MATERIAL
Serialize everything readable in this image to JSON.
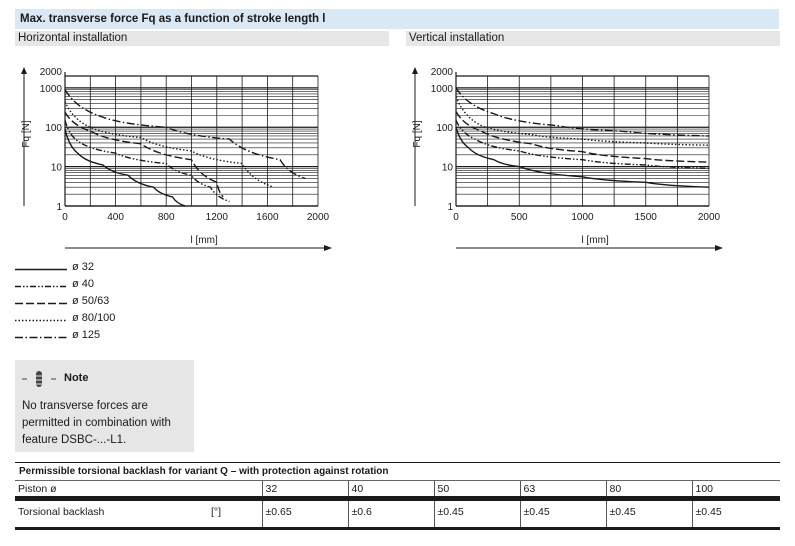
{
  "title": "Max. transverse force Fq as a function of stroke length l",
  "colors": {
    "title_bg": "#d8e8f4",
    "subtitle_bg": "#e6e6e6",
    "line": "#1a1a1a"
  },
  "chart_data": [
    {
      "type": "line",
      "title": "Horizontal installation",
      "xlabel": "l [mm]",
      "ylabel": "Fq [N]",
      "xlim": [
        0,
        2000
      ],
      "ylim": [
        1,
        2000
      ],
      "y_scale": "log",
      "x_ticks": [
        0,
        400,
        800,
        1200,
        1600,
        2000
      ],
      "y_tick_labels": [
        "1",
        "10",
        "100",
        "1000",
        "2000"
      ],
      "grid": true,
      "series": [
        {
          "name": "Ø 32",
          "dash": "solid",
          "x": [
            0,
            100,
            300,
            500,
            700,
            850,
            950
          ],
          "y": [
            90,
            22,
            11,
            6,
            3,
            1.7,
            1
          ]
        },
        {
          "name": "Ø 40",
          "dash": "dashdotdot",
          "x": [
            0,
            100,
            400,
            800,
            1000,
            1150,
            1300
          ],
          "y": [
            150,
            45,
            22,
            12,
            6,
            3,
            1.3
          ]
        },
        {
          "name": "Ø 50/63",
          "dash": "dashed",
          "x": [
            0,
            200,
            600,
            1000,
            1200,
            1250
          ],
          "y": [
            240,
            80,
            38,
            15,
            4,
            1.7
          ]
        },
        {
          "name": "Ø 80/100",
          "dash": "dotted",
          "x": [
            0,
            200,
            600,
            1000,
            1400,
            1650
          ],
          "y": [
            450,
            100,
            55,
            25,
            12,
            3
          ]
        },
        {
          "name": "Ø 125",
          "dash": "dashdot",
          "x": [
            0,
            300,
            800,
            1300,
            1700,
            1900
          ],
          "y": [
            900,
            180,
            100,
            50,
            15,
            5
          ]
        }
      ]
    },
    {
      "type": "line",
      "title": "Vertical installation",
      "xlabel": "l [mm]",
      "ylabel": "Fq [N]",
      "xlim": [
        0,
        2000
      ],
      "ylim": [
        1,
        2000
      ],
      "y_scale": "log",
      "x_ticks": [
        0,
        500,
        1000,
        1500,
        2000
      ],
      "y_tick_labels": [
        "1",
        "10",
        "100",
        "1000",
        "2000"
      ],
      "grid": true,
      "series": [
        {
          "name": "Ø 32",
          "dash": "solid",
          "x": [
            0,
            100,
            300,
            500,
            1000,
            1500,
            2000
          ],
          "y": [
            100,
            30,
            15,
            10,
            5.5,
            4,
            3
          ]
        },
        {
          "name": "Ø 40",
          "dash": "dashdotdot",
          "x": [
            0,
            150,
            500,
            1000,
            1500,
            2000
          ],
          "y": [
            150,
            50,
            25,
            15,
            11,
            9
          ]
        },
        {
          "name": "Ø 50/63",
          "dash": "dashed",
          "x": [
            0,
            200,
            600,
            1000,
            1500,
            2000
          ],
          "y": [
            250,
            80,
            38,
            24,
            16,
            13
          ]
        },
        {
          "name": "Ø 80/100",
          "dash": "dotted",
          "x": [
            0,
            200,
            600,
            1000,
            1500,
            2000
          ],
          "y": [
            600,
            110,
            65,
            50,
            40,
            35
          ]
        },
        {
          "name": "Ø 125",
          "dash": "dashdot",
          "x": [
            0,
            300,
            800,
            1300,
            2000
          ],
          "y": [
            1000,
            220,
            110,
            80,
            60
          ]
        }
      ]
    }
  ],
  "legend": [
    {
      "label": "ø 32",
      "dash": "solid"
    },
    {
      "label": "ø 40",
      "dash": "dashdotdot"
    },
    {
      "label": "ø 50/63",
      "dash": "dashed"
    },
    {
      "label": "ø 80/100",
      "dash": "dotted"
    },
    {
      "label": "ø 125",
      "dash": "dashdot"
    }
  ],
  "note": {
    "title": "Note",
    "icon": "info-icon",
    "lines": [
      "No transverse forces are",
      "permitted in combination with",
      "feature DSBC-...-L1."
    ]
  },
  "table": {
    "title": "Permissible torsional backlash for variant Q – with protection against rotation",
    "header_label": "Piston ø",
    "pistons": [
      "32",
      "40",
      "50",
      "63",
      "80",
      "100"
    ],
    "row_label": "Torsional backlash",
    "unit": "[°]",
    "values": [
      "±0.65",
      "±0.6",
      "±0.45",
      "±0.45",
      "±0.45",
      "±0.45"
    ]
  }
}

PROBLEM DETAILS
Transcribe the listing above verbatim. Omit the pictures.

FULL RESPONSE
Serialize everything readable in this image to JSON.
{
  "title": "Max. transverse force Fq as a function of stroke length l",
  "colors": {
    "title_bg": "#d8e8f4",
    "subtitle_bg": "#e6e6e6",
    "line": "#1a1a1a"
  },
  "chart_data": [
    {
      "type": "line",
      "title": "Horizontal installation",
      "xlabel": "l [mm]",
      "ylabel": "Fq [N]",
      "xlim": [
        0,
        2000
      ],
      "ylim": [
        1,
        2000
      ],
      "y_scale": "log",
      "x_ticks": [
        0,
        400,
        800,
        1200,
        1600,
        2000
      ],
      "y_tick_labels": [
        "1",
        "10",
        "100",
        "1000",
        "2000"
      ],
      "grid": true,
      "series": [
        {
          "name": "Ø 32",
          "dash": "solid",
          "x": [
            0,
            100,
            300,
            500,
            700,
            850,
            950
          ],
          "y": [
            90,
            22,
            11,
            6,
            3,
            1.7,
            1
          ]
        },
        {
          "name": "Ø 40",
          "dash": "dashdotdot",
          "x": [
            0,
            100,
            400,
            800,
            1000,
            1150,
            1300
          ],
          "y": [
            150,
            45,
            22,
            12,
            6,
            3,
            1.3
          ]
        },
        {
          "name": "Ø 50/63",
          "dash": "dashed",
          "x": [
            0,
            200,
            600,
            1000,
            1200,
            1250
          ],
          "y": [
            240,
            80,
            38,
            15,
            4,
            1.7
          ]
        },
        {
          "name": "Ø 80/100",
          "dash": "dotted",
          "x": [
            0,
            200,
            600,
            1000,
            1400,
            1650
          ],
          "y": [
            450,
            100,
            55,
            25,
            12,
            3
          ]
        },
        {
          "name": "Ø 125",
          "dash": "dashdot",
          "x": [
            0,
            300,
            800,
            1300,
            1700,
            1900
          ],
          "y": [
            900,
            180,
            100,
            50,
            15,
            5
          ]
        }
      ]
    },
    {
      "type": "line",
      "title": "Vertical installation",
      "xlabel": "l [mm]",
      "ylabel": "Fq [N]",
      "xlim": [
        0,
        2000
      ],
      "ylim": [
        1,
        2000
      ],
      "y_scale": "log",
      "x_ticks": [
        0,
        500,
        1000,
        1500,
        2000
      ],
      "y_tick_labels": [
        "1",
        "10",
        "100",
        "1000",
        "2000"
      ],
      "grid": true,
      "series": [
        {
          "name": "Ø 32",
          "dash": "solid",
          "x": [
            0,
            100,
            300,
            500,
            1000,
            1500,
            2000
          ],
          "y": [
            100,
            30,
            15,
            10,
            5.5,
            4,
            3
          ]
        },
        {
          "name": "Ø 40",
          "dash": "dashdotdot",
          "x": [
            0,
            150,
            500,
            1000,
            1500,
            2000
          ],
          "y": [
            150,
            50,
            25,
            15,
            11,
            9
          ]
        },
        {
          "name": "Ø 50/63",
          "dash": "dashed",
          "x": [
            0,
            200,
            600,
            1000,
            1500,
            2000
          ],
          "y": [
            250,
            80,
            38,
            24,
            16,
            13
          ]
        },
        {
          "name": "Ø 80/100",
          "dash": "dotted",
          "x": [
            0,
            200,
            600,
            1000,
            1500,
            2000
          ],
          "y": [
            600,
            110,
            65,
            50,
            40,
            35
          ]
        },
        {
          "name": "Ø 125",
          "dash": "dashdot",
          "x": [
            0,
            300,
            800,
            1300,
            2000
          ],
          "y": [
            1000,
            220,
            110,
            80,
            60
          ]
        }
      ]
    }
  ],
  "legend": [
    {
      "label": "ø 32",
      "dash": "solid"
    },
    {
      "label": "ø 40",
      "dash": "dashdotdot"
    },
    {
      "label": "ø 50/63",
      "dash": "dashed"
    },
    {
      "label": "ø 80/100",
      "dash": "dotted"
    },
    {
      "label": "ø 125",
      "dash": "dashdot"
    }
  ],
  "note": {
    "title": "Note",
    "icon": "info-icon",
    "lines": [
      "No transverse forces are",
      "permitted in combination with",
      "feature DSBC-...-L1."
    ]
  },
  "table": {
    "title": "Permissible torsional backlash for variant Q – with protection against rotation",
    "header_label": "Piston ø",
    "pistons": [
      "32",
      "40",
      "50",
      "63",
      "80",
      "100"
    ],
    "row_label": "Torsional backlash",
    "unit": "[°]",
    "values": [
      "±0.65",
      "±0.6",
      "±0.45",
      "±0.45",
      "±0.45",
      "±0.45"
    ]
  }
}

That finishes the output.